>> BEGIN Supplied records

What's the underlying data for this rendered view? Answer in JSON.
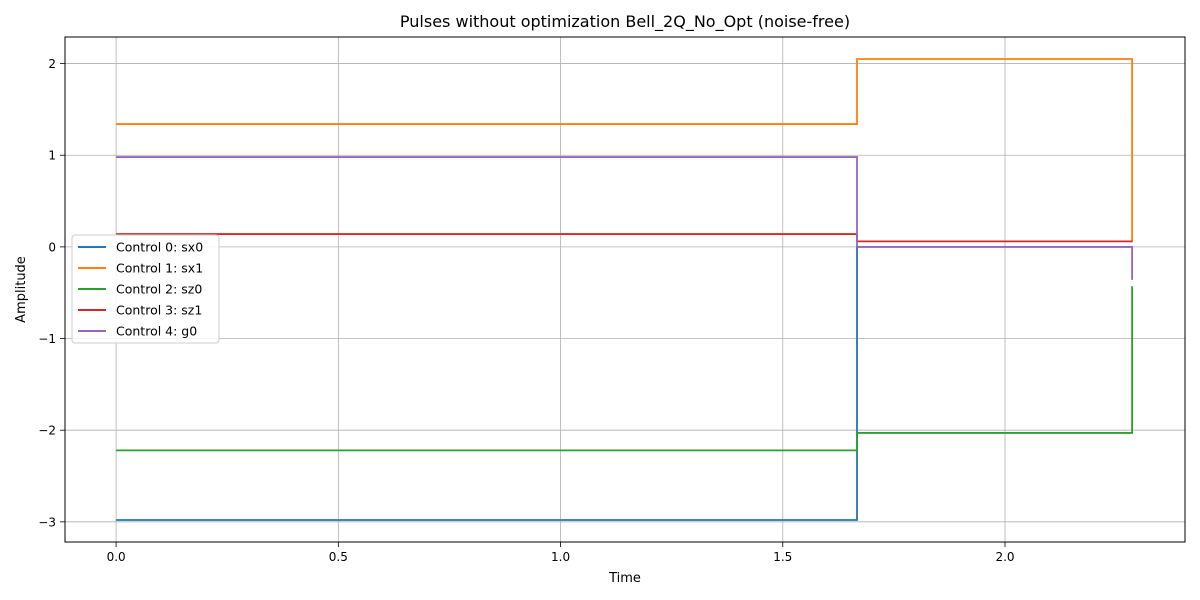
{
  "chart_data": {
    "type": "line",
    "step": "post",
    "title": "Pulses without optimization Bell_2Q_No_Opt (noise-free)",
    "xlabel": "Time",
    "ylabel": "Amplitude",
    "xlim": [
      -0.115,
      2.405
    ],
    "ylim": [
      -3.22,
      2.29
    ],
    "xticks": [
      0.0,
      0.5,
      1.0,
      1.5,
      2.0
    ],
    "xtick_labels": [
      "0.0",
      "0.5",
      "1.0",
      "1.5",
      "2.0"
    ],
    "yticks": [
      -3,
      -2,
      -1,
      0,
      1,
      2
    ],
    "ytick_labels": [
      "−3",
      "−2",
      "−1",
      "0",
      "1",
      "2"
    ],
    "grid": true,
    "legend_position": "center-left",
    "x": [
      0.0,
      1.667,
      2.286
    ],
    "series": [
      {
        "name": "Control 0: sx0",
        "color": "#1f77b4",
        "values": [
          -2.98,
          0.0,
          0.0
        ]
      },
      {
        "name": "Control 1: sx1",
        "color": "#ff7f0e",
        "values": [
          1.34,
          2.05,
          0.05
        ]
      },
      {
        "name": "Control 2: sz0",
        "color": "#2ca02c",
        "values": [
          -2.22,
          -2.03,
          -0.43
        ]
      },
      {
        "name": "Control 3: sz1",
        "color": "#d62728",
        "values": [
          0.14,
          0.06,
          0.06
        ]
      },
      {
        "name": "Control 4: g0",
        "color": "#9467bd",
        "values": [
          0.98,
          0.0,
          -0.36
        ]
      }
    ]
  }
}
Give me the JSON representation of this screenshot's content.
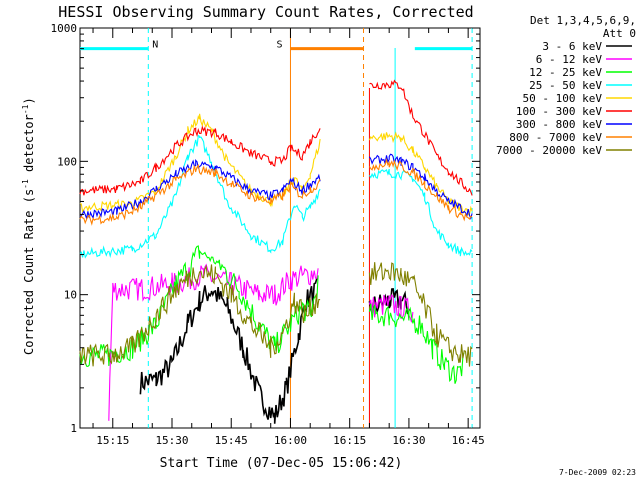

>> END Supplied records

▶ _Exercise aim_
Quote the preceding listing precisely and completely, omitting its images.

▶ _Final result_
What's the underlying data for this rendered view? Answer in JSON.
{
  "chart_data": {
    "type": "line",
    "step": "post",
    "title": "Pulses without optimization Bell_2Q_No_Opt (noise-free)",
    "xlabel": "Time",
    "ylabel": "Amplitude",
    "xlim": [
      -0.115,
      2.405
    ],
    "ylim": [
      -3.22,
      2.29
    ],
    "xticks": [
      0.0,
      0.5,
      1.0,
      1.5,
      2.0
    ],
    "xtick_labels": [
      "0.0",
      "0.5",
      "1.0",
      "1.5",
      "2.0"
    ],
    "yticks": [
      -3,
      -2,
      -1,
      0,
      1,
      2
    ],
    "ytick_labels": [
      "−3",
      "−2",
      "−1",
      "0",
      "1",
      "2"
    ],
    "grid": true,
    "legend_position": "center-left",
    "x": [
      0.0,
      1.667,
      2.286
    ],
    "series": [
      {
        "name": "Control 0: sx0",
        "color": "#1f77b4",
        "values": [
          -2.98,
          0.0,
          0.0
        ]
      },
      {
        "name": "Control 1: sx1",
        "color": "#ff7f0e",
        "values": [
          1.34,
          2.05,
          0.05
        ]
      },
      {
        "name": "Control 2: sz0",
        "color": "#2ca02c",
        "values": [
          -2.22,
          -2.03,
          -0.43
        ]
      },
      {
        "name": "Control 3: sz1",
        "color": "#d62728",
        "values": [
          0.14,
          0.06,
          0.06
        ]
      },
      {
        "name": "Control 4: g0",
        "color": "#9467bd",
        "values": [
          0.98,
          0.0,
          -0.36
        ]
      }
    ]
  }
}
Give me the JSON representation of this screenshot's content.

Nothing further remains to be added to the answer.